## WRITTEN INSTRUCTION
Locate all lines in the data below that hold "abdomen" and show them.

## DATA FOR PROCESSING
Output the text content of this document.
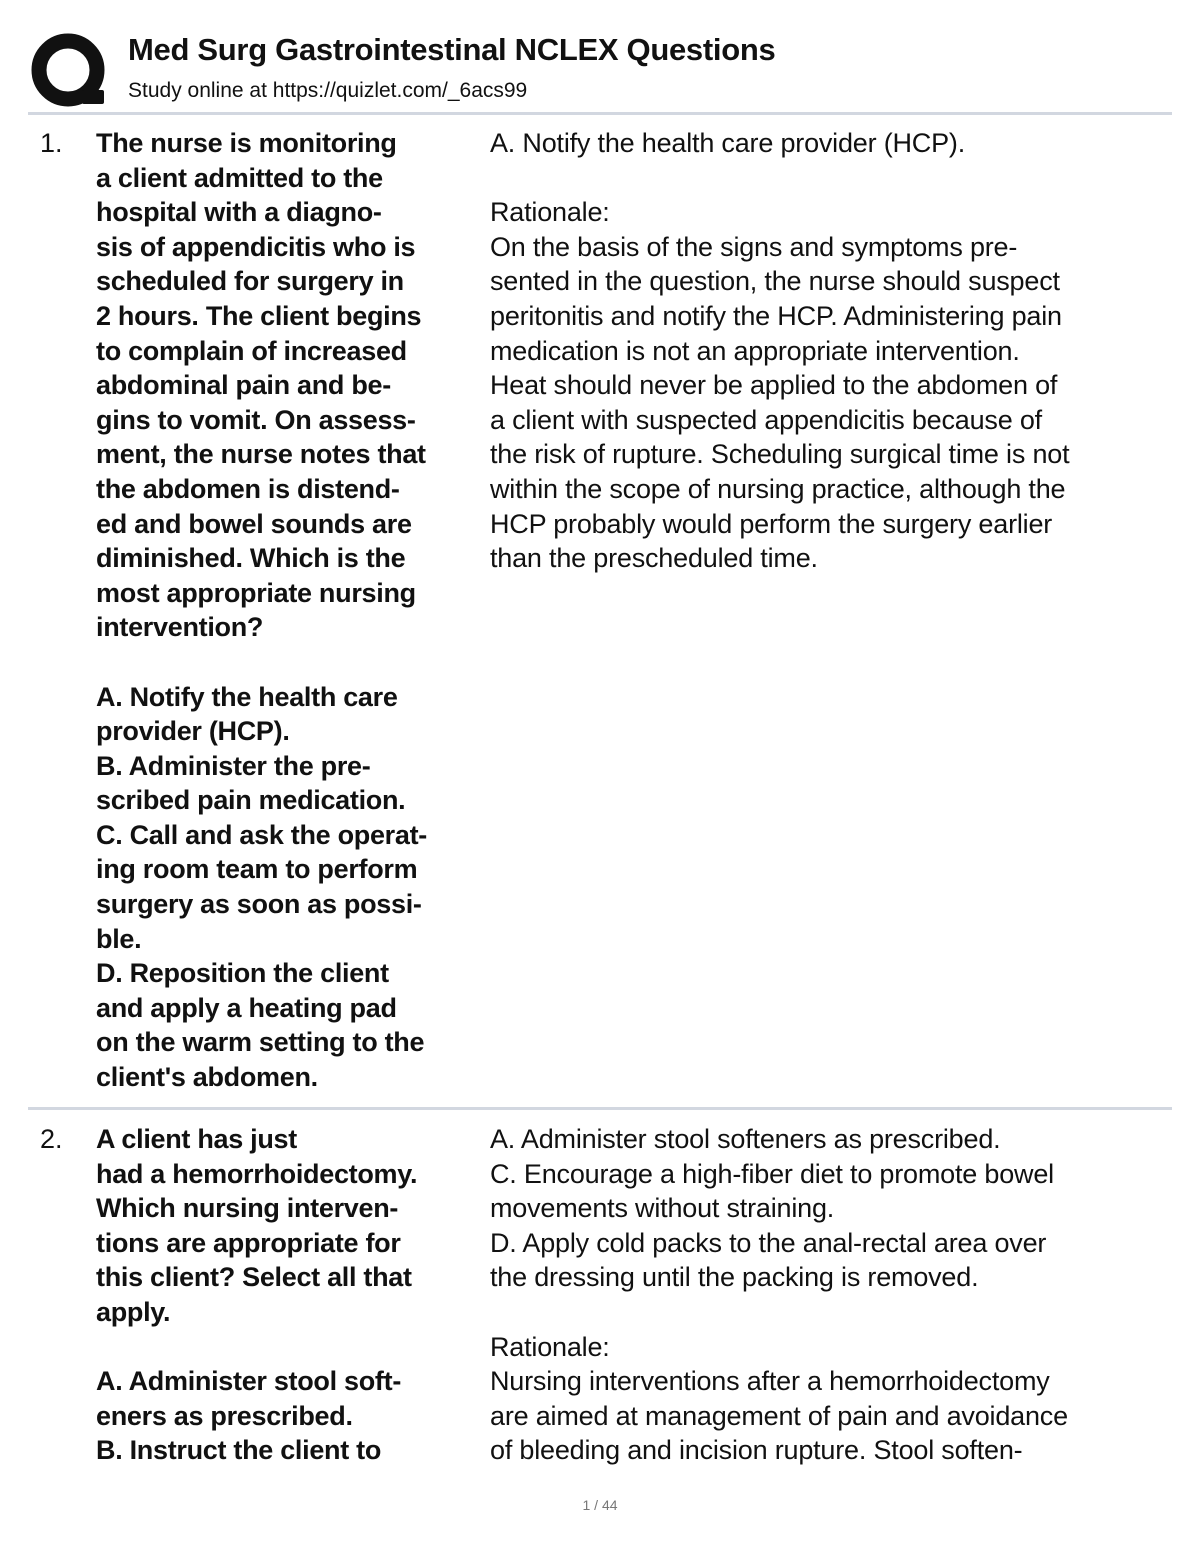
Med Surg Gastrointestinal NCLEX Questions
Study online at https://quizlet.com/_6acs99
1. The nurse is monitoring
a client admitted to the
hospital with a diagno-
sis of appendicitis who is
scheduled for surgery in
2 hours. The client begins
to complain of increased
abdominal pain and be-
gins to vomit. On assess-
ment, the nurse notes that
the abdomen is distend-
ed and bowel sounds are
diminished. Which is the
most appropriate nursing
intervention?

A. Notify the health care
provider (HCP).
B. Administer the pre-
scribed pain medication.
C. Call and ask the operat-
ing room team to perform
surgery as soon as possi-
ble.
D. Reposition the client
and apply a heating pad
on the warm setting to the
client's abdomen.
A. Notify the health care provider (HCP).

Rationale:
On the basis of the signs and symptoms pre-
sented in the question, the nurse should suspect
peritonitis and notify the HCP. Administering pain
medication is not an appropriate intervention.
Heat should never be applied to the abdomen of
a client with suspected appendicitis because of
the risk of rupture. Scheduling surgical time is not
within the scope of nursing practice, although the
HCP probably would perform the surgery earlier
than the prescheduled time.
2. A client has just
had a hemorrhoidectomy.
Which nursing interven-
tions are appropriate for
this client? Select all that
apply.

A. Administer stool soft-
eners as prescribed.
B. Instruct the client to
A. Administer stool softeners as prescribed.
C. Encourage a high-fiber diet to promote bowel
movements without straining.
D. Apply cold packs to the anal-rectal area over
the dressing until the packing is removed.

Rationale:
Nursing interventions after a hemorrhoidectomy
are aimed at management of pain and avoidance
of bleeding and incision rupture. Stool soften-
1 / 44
...
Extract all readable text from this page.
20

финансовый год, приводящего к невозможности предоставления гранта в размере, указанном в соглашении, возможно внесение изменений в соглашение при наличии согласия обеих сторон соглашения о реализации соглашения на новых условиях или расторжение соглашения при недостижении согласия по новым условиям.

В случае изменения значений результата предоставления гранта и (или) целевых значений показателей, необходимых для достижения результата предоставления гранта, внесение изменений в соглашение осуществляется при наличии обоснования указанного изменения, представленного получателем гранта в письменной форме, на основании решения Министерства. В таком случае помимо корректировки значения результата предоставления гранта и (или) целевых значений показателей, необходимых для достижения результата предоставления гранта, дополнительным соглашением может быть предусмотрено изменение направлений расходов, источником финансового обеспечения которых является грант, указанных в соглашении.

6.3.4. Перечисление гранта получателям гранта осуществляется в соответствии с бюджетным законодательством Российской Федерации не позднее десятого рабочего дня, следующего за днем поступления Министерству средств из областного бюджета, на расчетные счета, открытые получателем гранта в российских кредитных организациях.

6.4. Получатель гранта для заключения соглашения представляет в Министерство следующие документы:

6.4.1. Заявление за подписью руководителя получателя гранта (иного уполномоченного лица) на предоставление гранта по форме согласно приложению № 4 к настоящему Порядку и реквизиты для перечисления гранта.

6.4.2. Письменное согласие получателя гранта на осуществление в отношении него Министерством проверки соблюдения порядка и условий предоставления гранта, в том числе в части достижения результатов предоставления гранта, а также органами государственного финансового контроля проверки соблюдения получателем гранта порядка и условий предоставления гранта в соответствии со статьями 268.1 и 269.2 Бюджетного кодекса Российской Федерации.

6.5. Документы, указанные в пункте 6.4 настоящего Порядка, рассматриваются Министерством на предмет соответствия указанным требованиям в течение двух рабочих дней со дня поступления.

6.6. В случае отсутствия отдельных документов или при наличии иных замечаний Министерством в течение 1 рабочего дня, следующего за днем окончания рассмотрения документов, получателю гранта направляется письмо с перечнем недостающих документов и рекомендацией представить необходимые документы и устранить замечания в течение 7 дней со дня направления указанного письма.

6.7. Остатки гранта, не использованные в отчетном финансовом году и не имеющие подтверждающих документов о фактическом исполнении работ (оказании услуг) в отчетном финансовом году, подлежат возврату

## REPLY TO THE EXERCISE
the abdomen is distend-
client's abdomen.
Heat should never be applied to the abdomen of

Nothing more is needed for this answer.